*Task details:* Below are entries to be transcribed exactly; exclude the pictures from the copy.

++++ Dataset records

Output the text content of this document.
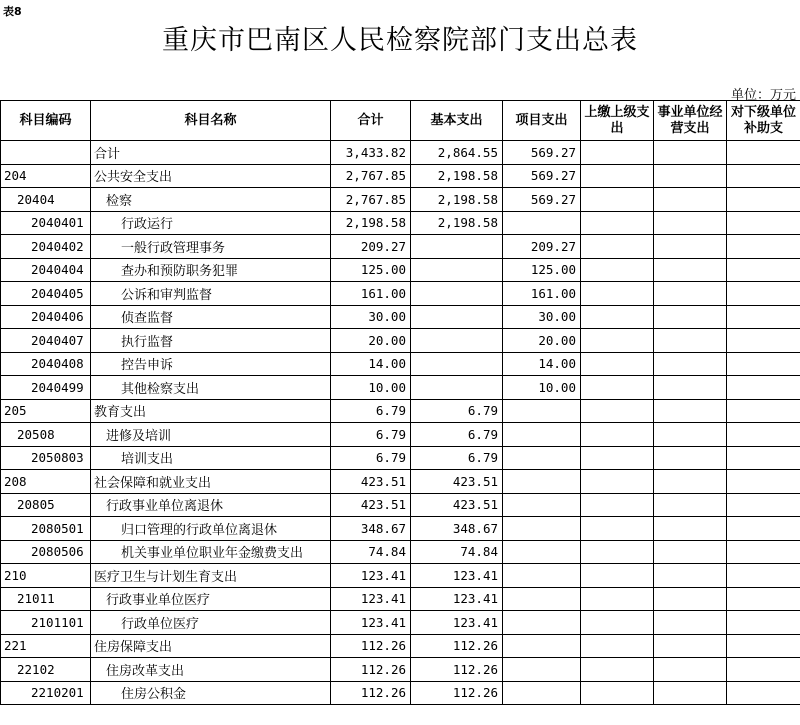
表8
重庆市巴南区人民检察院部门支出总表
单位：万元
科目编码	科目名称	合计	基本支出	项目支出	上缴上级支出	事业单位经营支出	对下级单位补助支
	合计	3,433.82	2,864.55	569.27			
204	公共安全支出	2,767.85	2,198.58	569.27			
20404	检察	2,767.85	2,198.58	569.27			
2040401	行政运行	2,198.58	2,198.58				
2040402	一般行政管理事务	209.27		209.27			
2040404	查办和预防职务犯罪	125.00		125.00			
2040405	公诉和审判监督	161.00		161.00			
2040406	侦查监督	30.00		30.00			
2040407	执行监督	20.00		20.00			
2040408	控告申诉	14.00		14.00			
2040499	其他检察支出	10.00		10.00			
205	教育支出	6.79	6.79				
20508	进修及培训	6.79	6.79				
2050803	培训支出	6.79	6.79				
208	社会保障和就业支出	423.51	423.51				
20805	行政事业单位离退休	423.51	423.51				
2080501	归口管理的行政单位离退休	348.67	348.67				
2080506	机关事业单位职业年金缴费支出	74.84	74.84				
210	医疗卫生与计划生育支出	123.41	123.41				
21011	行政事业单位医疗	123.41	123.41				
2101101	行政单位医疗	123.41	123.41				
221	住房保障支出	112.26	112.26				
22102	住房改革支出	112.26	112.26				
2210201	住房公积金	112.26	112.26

++++++++

*Task solution:*
Output the text content of this document.
表8
重庆市巴南区人民检察院部门支出总表
单位：万元
科目编码	科目名称	合计	基本支出	项目支出	上缴上级支出	事业单位经营支出	对下级单位补助支
	合计	3,433.82	2,864.55	569.27			
204	公共安全支出	2,767.85	2,198.58	569.27			
20404	检察	2,767.85	2,198.58	569.27			
2040401	行政运行	2,198.58	2,198.58				
2040402	一般行政管理事务	209.27		209.27			
2040404	查办和预防职务犯罪	125.00		125.00			
2040405	公诉和审判监督	161.00		161.00			
2040406	侦查监督	30.00		30.00			
2040407	执行监督	20.00		20.00			
2040408	控告申诉	14.00		14.00			
2040499	其他检察支出	10.00		10.00			
205	教育支出	6.79	6.79				
20508	进修及培训	6.79	6.79				
2050803	培训支出	6.79	6.79				
208	社会保障和就业支出	423.51	423.51				
20805	行政事业单位离退休	423.51	423.51				
2080501	归口管理的行政单位离退休	348.67	348.67				
2080506	机关事业单位职业年金缴费支出	74.84	74.84				
210	医疗卫生与计划生育支出	123.41	123.41				
21011	行政事业单位医疗	123.41	123.41				
2101101	行政单位医疗	123.41	123.41				
221	住房保障支出	112.26	112.26				
22102	住房改革支出	112.26	112.26				
2210201	住房公积金	112.26	112.26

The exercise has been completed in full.